> **PROBLEM TO WORK ON**:
In the listing, take the stretch from "nav-contact-me[interactable]: Contact Me" through "whatsapp-icon[interactable] [115,499,139,523]" and change "Download CV" to "Download Resume", leaving everything else unchanged. Give only those lines.

> **LISTED ENTRIES**:
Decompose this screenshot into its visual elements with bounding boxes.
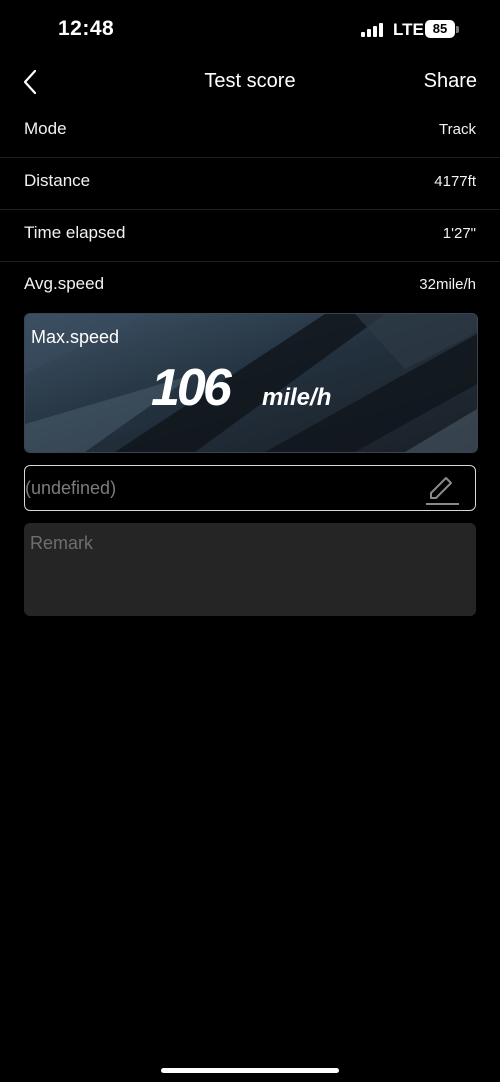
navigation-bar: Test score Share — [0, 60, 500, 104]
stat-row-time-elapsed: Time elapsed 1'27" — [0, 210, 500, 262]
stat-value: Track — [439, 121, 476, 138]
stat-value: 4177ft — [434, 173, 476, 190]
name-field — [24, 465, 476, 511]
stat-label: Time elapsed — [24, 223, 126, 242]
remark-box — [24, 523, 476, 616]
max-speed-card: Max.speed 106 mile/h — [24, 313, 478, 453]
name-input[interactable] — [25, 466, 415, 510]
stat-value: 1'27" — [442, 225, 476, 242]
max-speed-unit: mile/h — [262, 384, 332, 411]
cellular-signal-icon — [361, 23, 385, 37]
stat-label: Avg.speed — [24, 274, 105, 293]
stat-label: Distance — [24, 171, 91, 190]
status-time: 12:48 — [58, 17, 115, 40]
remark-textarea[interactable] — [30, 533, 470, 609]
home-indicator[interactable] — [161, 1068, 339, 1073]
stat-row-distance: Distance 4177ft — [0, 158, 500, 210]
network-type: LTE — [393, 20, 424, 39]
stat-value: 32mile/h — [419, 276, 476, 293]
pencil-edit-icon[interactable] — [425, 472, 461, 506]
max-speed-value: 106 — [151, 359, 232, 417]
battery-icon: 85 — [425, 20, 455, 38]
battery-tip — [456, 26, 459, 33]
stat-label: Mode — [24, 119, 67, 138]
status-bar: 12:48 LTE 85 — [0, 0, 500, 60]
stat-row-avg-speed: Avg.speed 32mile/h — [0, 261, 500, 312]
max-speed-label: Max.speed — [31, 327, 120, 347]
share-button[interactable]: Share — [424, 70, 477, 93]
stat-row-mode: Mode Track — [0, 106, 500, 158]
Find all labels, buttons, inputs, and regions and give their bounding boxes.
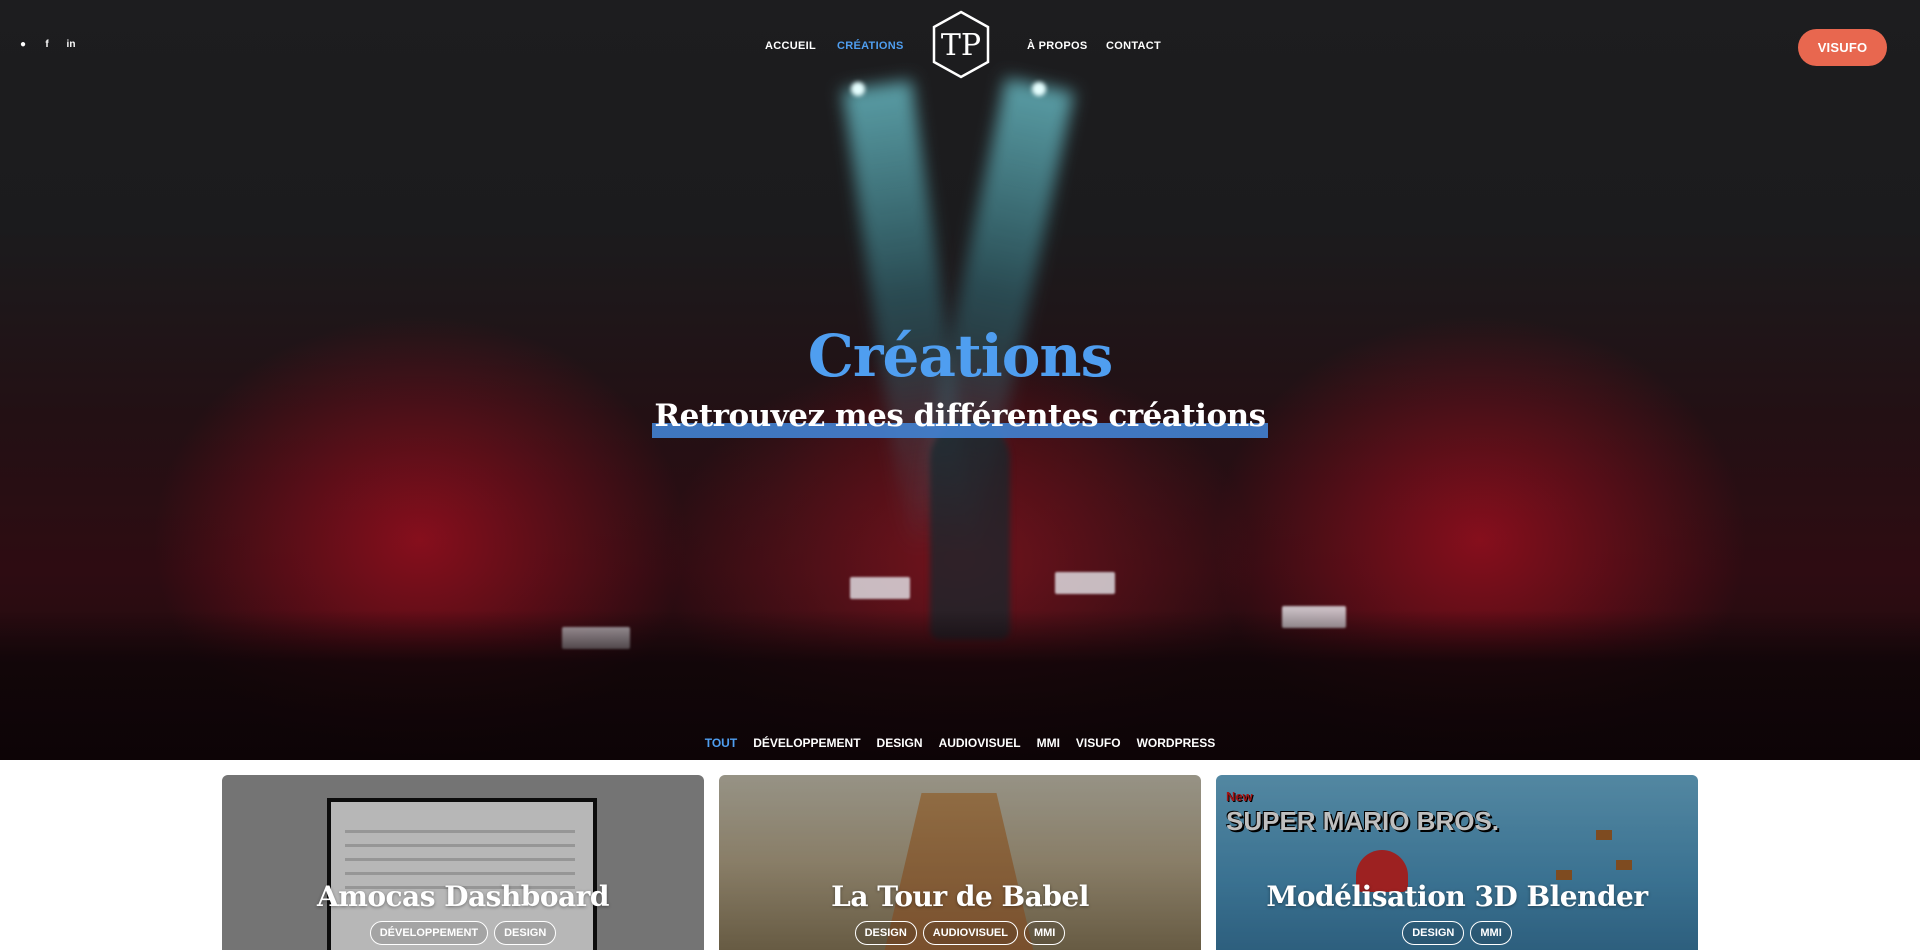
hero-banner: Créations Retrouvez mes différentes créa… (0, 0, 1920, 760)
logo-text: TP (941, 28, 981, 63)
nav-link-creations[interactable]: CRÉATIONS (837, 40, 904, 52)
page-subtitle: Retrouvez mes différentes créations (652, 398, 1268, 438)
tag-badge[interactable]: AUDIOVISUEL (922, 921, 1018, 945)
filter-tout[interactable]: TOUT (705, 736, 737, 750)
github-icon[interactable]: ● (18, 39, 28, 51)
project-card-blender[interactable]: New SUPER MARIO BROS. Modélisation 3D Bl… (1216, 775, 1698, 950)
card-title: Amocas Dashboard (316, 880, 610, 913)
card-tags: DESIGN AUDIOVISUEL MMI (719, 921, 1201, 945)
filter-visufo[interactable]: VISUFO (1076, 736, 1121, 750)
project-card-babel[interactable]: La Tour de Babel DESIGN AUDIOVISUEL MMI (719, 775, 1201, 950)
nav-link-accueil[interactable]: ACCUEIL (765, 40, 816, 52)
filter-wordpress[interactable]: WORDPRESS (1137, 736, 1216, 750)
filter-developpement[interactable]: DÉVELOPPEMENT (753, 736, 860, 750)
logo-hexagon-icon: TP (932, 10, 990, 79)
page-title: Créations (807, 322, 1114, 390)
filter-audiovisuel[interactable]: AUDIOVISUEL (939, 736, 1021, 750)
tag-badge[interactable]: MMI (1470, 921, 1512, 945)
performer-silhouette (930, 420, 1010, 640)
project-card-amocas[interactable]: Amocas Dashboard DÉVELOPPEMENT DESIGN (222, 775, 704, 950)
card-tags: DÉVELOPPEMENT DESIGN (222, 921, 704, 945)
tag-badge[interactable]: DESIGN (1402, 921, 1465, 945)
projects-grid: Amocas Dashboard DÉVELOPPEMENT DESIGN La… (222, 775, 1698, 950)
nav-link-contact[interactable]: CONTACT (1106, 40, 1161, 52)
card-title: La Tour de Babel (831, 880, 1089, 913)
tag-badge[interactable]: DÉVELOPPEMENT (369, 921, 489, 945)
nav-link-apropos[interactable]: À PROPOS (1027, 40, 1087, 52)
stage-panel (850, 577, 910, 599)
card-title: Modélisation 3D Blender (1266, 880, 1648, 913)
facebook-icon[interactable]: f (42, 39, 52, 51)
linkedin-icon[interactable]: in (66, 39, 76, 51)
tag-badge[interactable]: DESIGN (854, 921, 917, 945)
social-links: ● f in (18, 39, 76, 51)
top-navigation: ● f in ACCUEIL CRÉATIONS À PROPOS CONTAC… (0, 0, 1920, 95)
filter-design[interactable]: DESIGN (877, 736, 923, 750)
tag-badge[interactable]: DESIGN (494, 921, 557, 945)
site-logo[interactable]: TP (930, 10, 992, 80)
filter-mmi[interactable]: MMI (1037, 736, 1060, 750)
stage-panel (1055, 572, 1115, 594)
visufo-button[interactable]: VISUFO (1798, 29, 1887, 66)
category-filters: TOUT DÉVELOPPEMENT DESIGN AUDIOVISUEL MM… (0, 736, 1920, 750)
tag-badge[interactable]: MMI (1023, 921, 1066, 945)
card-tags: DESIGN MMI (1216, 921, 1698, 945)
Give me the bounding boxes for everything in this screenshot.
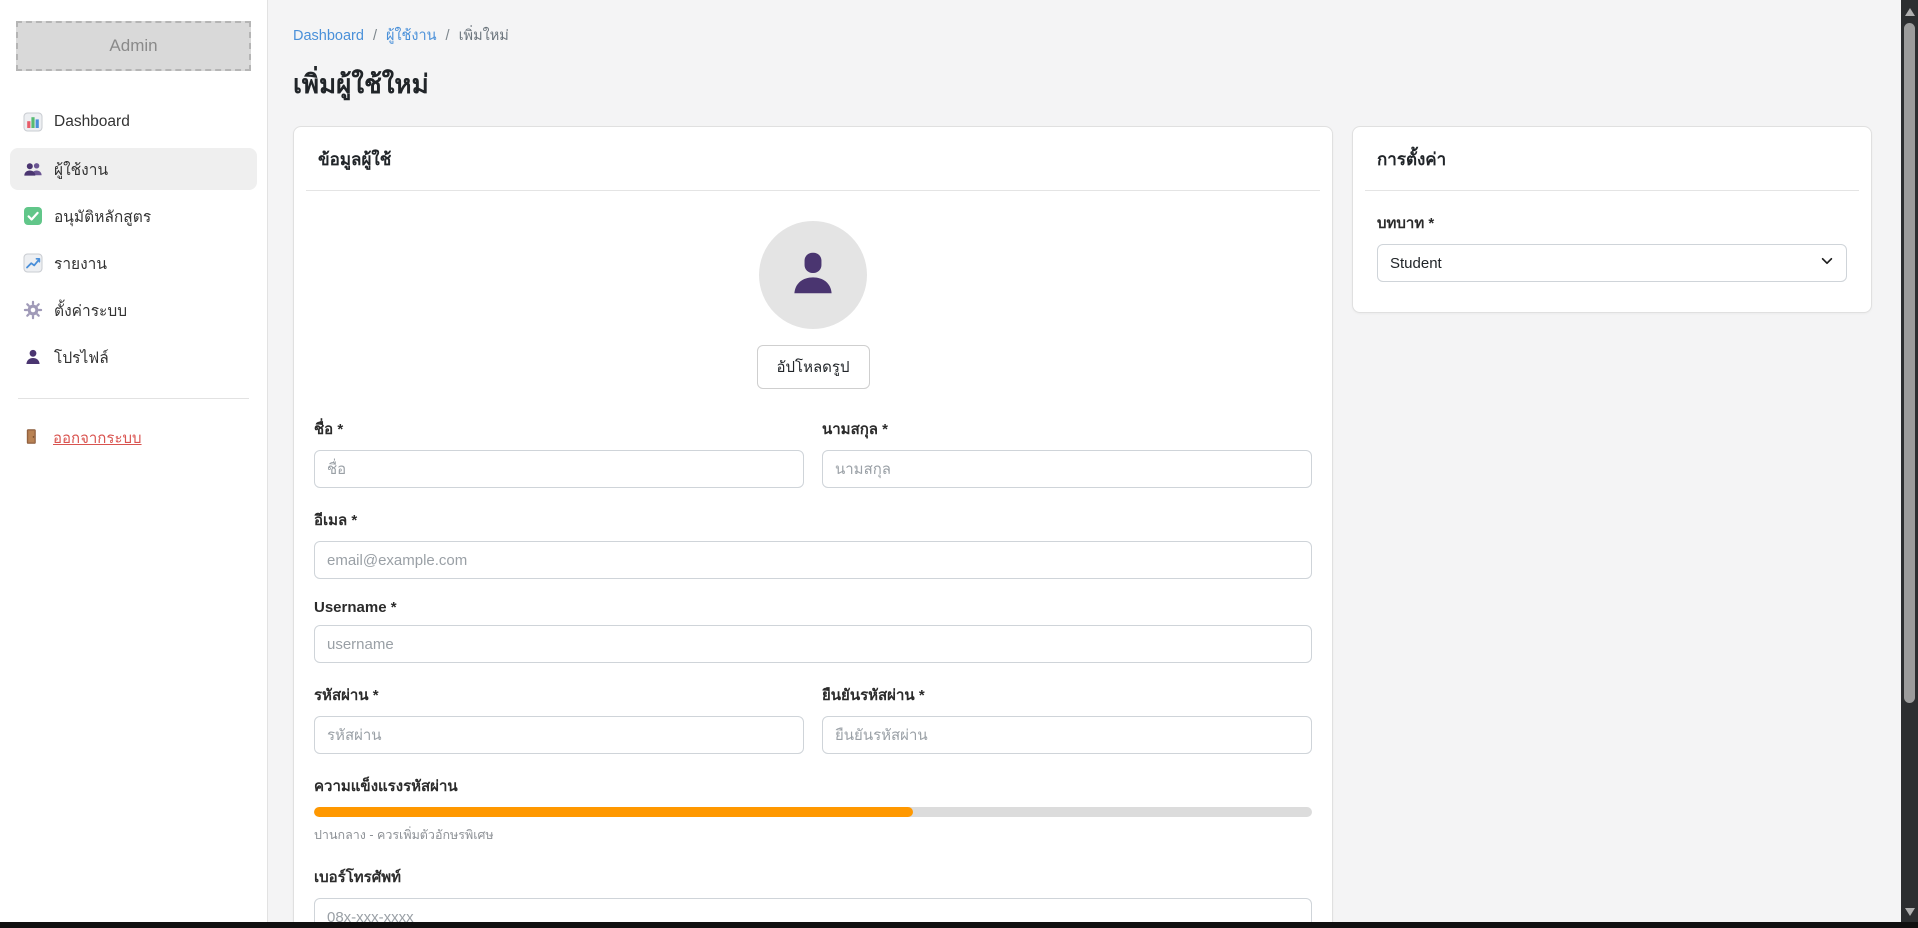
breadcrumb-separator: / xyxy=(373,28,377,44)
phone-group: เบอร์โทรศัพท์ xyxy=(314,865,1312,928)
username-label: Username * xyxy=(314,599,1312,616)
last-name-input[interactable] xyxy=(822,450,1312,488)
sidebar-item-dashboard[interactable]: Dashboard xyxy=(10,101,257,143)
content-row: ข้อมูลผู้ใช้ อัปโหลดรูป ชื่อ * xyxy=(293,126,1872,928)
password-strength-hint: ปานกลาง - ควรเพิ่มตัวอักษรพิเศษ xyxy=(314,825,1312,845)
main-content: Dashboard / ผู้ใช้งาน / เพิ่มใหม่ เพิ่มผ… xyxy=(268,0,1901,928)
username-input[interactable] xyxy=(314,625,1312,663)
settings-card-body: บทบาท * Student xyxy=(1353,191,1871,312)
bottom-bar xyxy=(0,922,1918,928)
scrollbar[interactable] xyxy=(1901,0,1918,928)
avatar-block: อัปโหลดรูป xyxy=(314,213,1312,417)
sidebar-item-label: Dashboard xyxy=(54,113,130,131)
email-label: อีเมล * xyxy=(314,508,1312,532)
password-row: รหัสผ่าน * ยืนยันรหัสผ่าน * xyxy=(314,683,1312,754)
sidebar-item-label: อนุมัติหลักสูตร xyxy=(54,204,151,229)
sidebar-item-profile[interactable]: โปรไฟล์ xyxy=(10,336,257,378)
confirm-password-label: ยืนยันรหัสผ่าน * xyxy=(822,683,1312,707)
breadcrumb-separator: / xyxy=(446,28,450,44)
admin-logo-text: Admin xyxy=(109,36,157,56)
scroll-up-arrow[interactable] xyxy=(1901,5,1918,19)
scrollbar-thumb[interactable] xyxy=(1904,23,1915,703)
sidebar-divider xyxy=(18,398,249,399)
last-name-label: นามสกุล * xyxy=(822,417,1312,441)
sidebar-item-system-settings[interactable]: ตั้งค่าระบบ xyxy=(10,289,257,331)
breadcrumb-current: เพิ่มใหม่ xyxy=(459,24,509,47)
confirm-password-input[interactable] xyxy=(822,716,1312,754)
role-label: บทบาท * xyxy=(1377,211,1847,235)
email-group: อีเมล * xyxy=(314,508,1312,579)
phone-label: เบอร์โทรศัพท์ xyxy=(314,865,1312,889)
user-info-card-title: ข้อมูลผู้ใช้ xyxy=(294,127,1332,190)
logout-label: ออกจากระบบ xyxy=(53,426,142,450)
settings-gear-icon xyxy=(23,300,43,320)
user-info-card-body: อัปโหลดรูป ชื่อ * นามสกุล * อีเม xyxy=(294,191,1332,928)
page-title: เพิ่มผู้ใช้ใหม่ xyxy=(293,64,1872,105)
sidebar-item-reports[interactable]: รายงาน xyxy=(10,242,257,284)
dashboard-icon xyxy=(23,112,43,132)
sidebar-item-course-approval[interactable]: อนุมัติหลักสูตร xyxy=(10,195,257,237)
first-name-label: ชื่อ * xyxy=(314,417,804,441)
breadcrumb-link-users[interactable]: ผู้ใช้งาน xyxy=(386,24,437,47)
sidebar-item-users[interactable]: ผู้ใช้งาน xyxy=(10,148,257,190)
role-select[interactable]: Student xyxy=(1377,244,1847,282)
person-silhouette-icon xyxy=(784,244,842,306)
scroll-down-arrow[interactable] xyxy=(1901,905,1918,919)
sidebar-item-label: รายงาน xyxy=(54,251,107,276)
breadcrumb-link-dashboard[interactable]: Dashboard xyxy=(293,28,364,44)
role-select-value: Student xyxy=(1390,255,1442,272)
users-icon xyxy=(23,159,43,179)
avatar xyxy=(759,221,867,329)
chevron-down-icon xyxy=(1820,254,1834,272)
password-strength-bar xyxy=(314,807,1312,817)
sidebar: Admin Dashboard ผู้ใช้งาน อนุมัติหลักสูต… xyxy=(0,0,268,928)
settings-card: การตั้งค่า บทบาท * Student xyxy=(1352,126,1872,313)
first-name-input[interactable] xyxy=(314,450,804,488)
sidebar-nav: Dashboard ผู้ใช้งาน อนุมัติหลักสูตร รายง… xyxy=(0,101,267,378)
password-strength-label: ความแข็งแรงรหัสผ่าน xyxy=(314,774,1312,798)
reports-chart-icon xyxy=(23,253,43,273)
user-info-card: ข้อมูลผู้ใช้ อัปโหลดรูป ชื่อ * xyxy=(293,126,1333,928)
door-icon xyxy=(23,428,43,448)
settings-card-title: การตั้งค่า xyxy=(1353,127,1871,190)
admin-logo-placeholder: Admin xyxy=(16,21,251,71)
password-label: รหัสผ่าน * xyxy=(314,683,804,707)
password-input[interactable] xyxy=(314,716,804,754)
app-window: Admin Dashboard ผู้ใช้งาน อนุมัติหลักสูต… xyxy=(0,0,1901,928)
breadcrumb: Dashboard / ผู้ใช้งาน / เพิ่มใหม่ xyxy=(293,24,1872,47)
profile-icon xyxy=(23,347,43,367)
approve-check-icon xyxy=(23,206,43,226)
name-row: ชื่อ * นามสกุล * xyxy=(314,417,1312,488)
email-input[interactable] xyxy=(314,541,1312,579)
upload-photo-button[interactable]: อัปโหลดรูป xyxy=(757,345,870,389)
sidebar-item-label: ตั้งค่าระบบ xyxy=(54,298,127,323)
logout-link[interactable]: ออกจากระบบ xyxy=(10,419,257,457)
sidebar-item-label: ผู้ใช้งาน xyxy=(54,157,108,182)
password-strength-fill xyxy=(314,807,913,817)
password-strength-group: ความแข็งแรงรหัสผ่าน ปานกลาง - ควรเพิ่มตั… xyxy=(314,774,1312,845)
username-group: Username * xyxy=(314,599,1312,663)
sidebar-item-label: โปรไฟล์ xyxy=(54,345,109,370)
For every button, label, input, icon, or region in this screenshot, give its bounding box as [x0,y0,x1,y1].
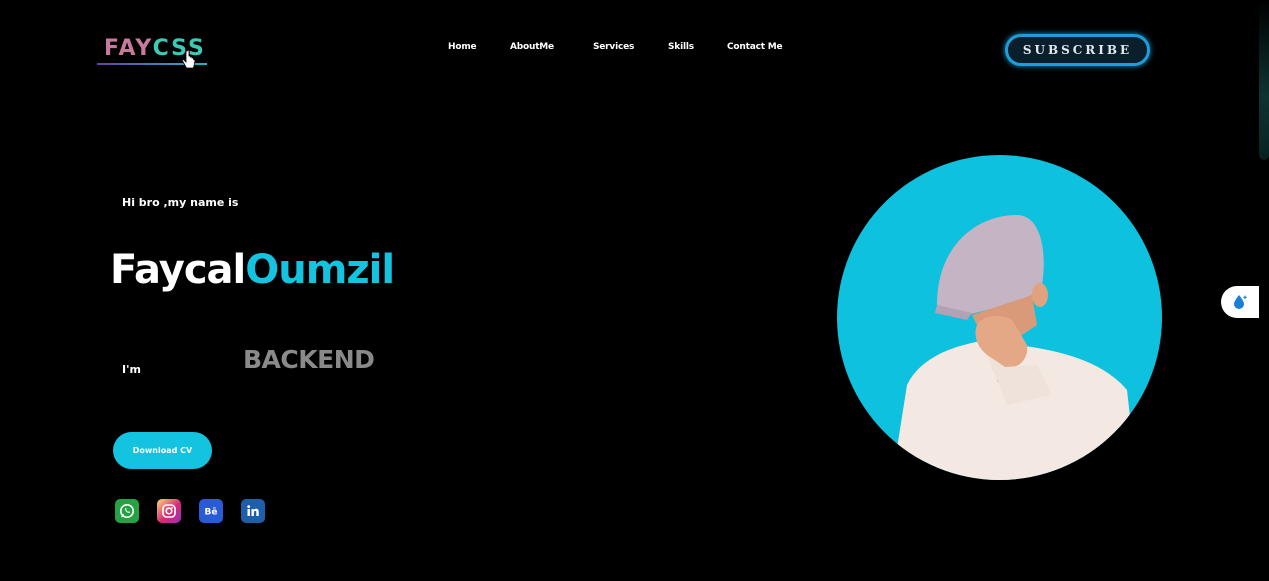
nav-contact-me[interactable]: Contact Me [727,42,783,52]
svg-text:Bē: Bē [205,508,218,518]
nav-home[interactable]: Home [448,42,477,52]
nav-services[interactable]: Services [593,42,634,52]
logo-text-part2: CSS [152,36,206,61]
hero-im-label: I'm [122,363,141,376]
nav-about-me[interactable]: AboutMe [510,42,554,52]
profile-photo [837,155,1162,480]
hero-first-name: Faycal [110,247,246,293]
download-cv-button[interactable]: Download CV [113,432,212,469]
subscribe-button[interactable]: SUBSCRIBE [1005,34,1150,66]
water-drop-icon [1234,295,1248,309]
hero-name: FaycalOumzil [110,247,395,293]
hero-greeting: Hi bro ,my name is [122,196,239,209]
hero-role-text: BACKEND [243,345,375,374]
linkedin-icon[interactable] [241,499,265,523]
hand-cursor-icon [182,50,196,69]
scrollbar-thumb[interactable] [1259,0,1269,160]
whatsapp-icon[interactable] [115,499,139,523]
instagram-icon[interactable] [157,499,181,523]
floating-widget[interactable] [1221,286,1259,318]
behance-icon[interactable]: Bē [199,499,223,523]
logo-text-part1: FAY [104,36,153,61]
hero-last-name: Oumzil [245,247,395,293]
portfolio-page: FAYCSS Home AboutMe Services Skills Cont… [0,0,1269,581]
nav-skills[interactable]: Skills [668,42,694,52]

> **ANSWER TO THIS PROBLEM**:
nav-contact-me[interactable]: Contact Me [727,42,783,52]
svg-text:Bē: Bē [205,508,218,518]
nav-home[interactable]: Home [448,42,477,52]
nav-services[interactable]: Services [593,42,634,52]
logo-text-part2: CSS [152,36,206,61]
hero-im-label: I'm [122,363,141,376]
nav-about-me[interactable]: AboutMe [510,42,554,52]
profile-photo [837,155,1162,480]
hero-first-name: Faycal [110,247,246,293]
download-cv-button[interactable]: Download Resume [113,432,212,469]
subscribe-button[interactable]: SUBSCRIBE [1005,34,1150,66]
water-drop-icon [1234,295,1248,309]
hero-name: FaycalOumzil [110,247,395,293]
hero-greeting: Hi bro ,my name is [122,196,239,209]
hero-role-text: BACKEND [243,345,375,374]
linkedin-icon[interactable] [241,499,265,523]
hand-cursor-icon [182,50,196,69]
scrollbar-thumb[interactable] [1259,0,1269,160]
whatsapp-icon[interactable] [115,499,139,523]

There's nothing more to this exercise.